Problem:
All of the material below is to be repeated exactly.
--- --- ---
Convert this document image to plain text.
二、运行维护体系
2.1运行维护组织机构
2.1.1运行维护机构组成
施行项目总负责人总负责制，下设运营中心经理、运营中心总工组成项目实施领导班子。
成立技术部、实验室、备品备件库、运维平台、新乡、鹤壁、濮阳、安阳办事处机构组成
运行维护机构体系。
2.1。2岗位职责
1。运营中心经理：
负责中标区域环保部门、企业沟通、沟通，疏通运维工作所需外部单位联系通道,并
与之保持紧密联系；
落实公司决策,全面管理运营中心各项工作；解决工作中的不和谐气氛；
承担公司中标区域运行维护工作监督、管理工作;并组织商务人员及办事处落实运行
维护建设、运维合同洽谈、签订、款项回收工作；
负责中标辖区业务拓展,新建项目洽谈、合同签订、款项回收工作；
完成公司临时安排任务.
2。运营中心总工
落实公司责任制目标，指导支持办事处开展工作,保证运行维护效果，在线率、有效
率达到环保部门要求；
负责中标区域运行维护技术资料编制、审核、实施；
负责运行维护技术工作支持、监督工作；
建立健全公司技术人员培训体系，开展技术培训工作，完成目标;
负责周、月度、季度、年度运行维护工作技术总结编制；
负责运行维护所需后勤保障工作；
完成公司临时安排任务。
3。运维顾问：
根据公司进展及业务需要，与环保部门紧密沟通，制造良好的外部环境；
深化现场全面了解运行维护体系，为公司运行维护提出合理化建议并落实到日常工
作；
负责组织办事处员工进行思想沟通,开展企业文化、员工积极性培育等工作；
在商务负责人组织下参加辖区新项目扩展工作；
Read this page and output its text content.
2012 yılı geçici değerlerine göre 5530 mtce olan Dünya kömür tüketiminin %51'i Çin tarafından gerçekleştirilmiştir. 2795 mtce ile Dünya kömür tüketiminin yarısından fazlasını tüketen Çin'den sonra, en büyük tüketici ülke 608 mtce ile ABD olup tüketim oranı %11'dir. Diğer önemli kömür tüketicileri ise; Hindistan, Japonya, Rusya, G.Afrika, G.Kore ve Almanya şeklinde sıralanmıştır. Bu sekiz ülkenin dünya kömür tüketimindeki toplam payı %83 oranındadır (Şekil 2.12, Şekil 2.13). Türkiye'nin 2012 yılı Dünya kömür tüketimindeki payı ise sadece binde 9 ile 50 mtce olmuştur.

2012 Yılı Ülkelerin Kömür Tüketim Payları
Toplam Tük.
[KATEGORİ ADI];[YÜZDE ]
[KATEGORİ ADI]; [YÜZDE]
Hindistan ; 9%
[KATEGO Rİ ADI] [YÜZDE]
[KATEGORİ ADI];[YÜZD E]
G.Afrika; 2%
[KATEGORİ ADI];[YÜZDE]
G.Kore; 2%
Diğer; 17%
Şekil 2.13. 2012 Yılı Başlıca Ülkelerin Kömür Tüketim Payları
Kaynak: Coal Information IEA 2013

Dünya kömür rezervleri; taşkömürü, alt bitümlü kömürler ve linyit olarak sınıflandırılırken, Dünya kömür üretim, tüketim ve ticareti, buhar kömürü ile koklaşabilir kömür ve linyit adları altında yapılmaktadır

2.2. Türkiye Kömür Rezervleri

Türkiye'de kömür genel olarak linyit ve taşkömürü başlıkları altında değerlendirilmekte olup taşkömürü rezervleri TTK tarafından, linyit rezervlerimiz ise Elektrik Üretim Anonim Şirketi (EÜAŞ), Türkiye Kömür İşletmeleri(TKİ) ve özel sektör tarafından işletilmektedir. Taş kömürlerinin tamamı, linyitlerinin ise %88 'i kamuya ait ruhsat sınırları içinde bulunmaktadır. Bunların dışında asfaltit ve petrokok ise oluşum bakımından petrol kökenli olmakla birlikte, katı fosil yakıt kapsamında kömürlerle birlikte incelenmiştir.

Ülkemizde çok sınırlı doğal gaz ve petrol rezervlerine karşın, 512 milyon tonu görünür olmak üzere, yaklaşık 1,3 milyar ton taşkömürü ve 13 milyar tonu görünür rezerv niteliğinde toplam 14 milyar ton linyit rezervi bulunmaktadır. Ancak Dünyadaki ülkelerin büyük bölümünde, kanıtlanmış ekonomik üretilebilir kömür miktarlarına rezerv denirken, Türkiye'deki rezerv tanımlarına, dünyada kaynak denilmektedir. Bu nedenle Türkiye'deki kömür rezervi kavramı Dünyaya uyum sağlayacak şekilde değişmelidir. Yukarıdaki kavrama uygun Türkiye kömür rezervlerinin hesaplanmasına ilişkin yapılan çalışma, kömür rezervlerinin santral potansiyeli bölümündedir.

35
--- --- ---
Solution for this problem:
Convert this document image to plain text.
二、运行维护体系
2.1运行维护组织机构
2.1.1运行维护机构组成
施行项目总负责人总负责制，下设运营中心经理、运营中心总工组成项目实施领导班子。
成立技术部、实验室、备品备件库、运维平台、新乡、鹤壁、濮阳、安阳办事处机构组成
运行维护机构体系。
2.1。2岗位职责
1。运营中心经理：
负责中标区域环保部门、企业沟通、沟通，疏通运维工作所需外部单位联系通道,并
与之保持紧密联系；
落实公司决策,全面管理运营中心各项工作；解决工作中的不和谐气氛；
承担公司中标区域运行维护工作监督、管理工作;并组织商务人员及办事处落实运行
维护建设、运维合同洽谈、签订、款项回收工作；
负责中标辖区业务拓展,新建项目洽谈、合同签订、款项回收工作；
完成公司临时安排任务.
2。运营中心总工
落实公司责任制目标，指导支持办事处开展工作,保证运行维护效果，在线率、有效
率达到环保部门要求；
负责中标区域运行维护技术资料编制、审核、实施；
负责运行维护技术工作支持、监督工作；
建立健全公司技术人员培训体系，开展技术培训工作，完成目标;
负责周、月度、季度、年度运行维护工作技术总结编制；
负责运行维护所需后勤保障工作；
完成公司临时安排任务。
3。运维顾问：
根据公司进展及业务需要，与环保部门紧密沟通，制造良好的外部环境；
深化现场全面了解运行维护体系，为公司运行维护提出合理化建议并落实到日常工
作；
负责组织办事处员工进行思想沟通,开展企业文化、员工积极性培育等工作；
在商务负责人组织下参加辖区新项目扩展工作；
Read this page and output its text content.
2012 yılı geçici değerlerine göre 5530 mtce olan Dünya kömür tüketiminin %51'i Çin tarafından gerçekleştirilmiştir. 2795 mtce ile Dünya kömür tüketiminin yarısından fazlasını tüketen Çin'den sonra, en büyük tüketici ülke 608 mtce ile ABD olup tüketim oranı %11'dir. Diğer önemli kömür tüketicileri ise; Hindistan, Japonya, Rusya, G.Afrika, G.Kore ve Almanya şeklinde sıralanmıştır. Bu sekiz ülkenin dünya kömür tüketimindeki toplam payı %83 oranındadır (Şekil 2.12, Şekil 2.13). Türkiye'nin 2012 yılı Dünya kömür tüketimindeki payı ise sadece binde 9 ile 50 mtce olmuştur.

2012 Yılı Ülkelerin Kömür Tüketim Payları
Toplam Tük.
[KATEGORİ ADI];[YÜZDE ]
[KATEGORİ ADI]; [YÜZDE]
Hindistan ; 9%
[KATEGO Rİ ADI] [YÜZDE]
[KATEGORİ ADI];[YÜZD E]
G.Afrika; 2%
[KATEGORİ ADI];[YÜZDE]
G.Kore; 2%
Diğer; 17%
Şekil 2.13. 2012 Yılı Başlıca Ülkelerin Kömür Tüketim Payları
Kaynak: Coal Information IEA 2013

Dünya kömür rezervleri; taşkömürü, alt bitümlü kömürler ve linyit olarak sınıflandırılırken, Dünya kömür üretim, tüketim ve ticareti, buhar kömürü ile koklaşabilir kömür ve linyit adları altında yapılmaktadır

2.2. Türkiye Kömür Rezervleri

Türkiye'de kömür genel olarak linyit ve taşkömürü başlıkları altında değerlendirilmekte olup taşkömürü rezervleri TTK tarafından, linyit rezervlerimiz ise Elektrik Üretim Anonim Şirketi (EÜAŞ), Türkiye Kömür İşletmeleri(TKİ) ve özel sektör tarafından işletilmektedir. Taş kömürlerinin tamamı, linyitlerinin ise %88 'i kamuya ait ruhsat sınırları içinde bulunmaktadır. Bunların dışında asfaltit ve petrokok ise oluşum bakımından petrol kökenli olmakla birlikte, katı fosil yakıt kapsamında kömürlerle birlikte incelenmiştir.

Ülkemizde çok sınırlı doğal gaz ve petrol rezervlerine karşın, 512 milyon tonu görünür olmak üzere, yaklaşık 1,3 milyar ton taşkömürü ve 13 milyar tonu görünür rezerv niteliğinde toplam 14 milyar ton linyit rezervi bulunmaktadır. Ancak Dünyadaki ülkelerin büyük bölümünde, kanıtlanmış ekonomik üretilebilir kömür miktarlarına rezerv denirken, Türkiye'deki rezerv tanımlarına, dünyada kaynak denilmektedir. Bu nedenle Türkiye'deki kömür rezervi kavramı Dünyaya uyum sağlayacak şekilde değişmelidir. Yukarıdaki kavrama uygun Türkiye kömür rezervlerinin hesaplanmasına ilişkin yapılan çalışma, kömür rezervlerinin santral potansiyeli bölümündedir.

35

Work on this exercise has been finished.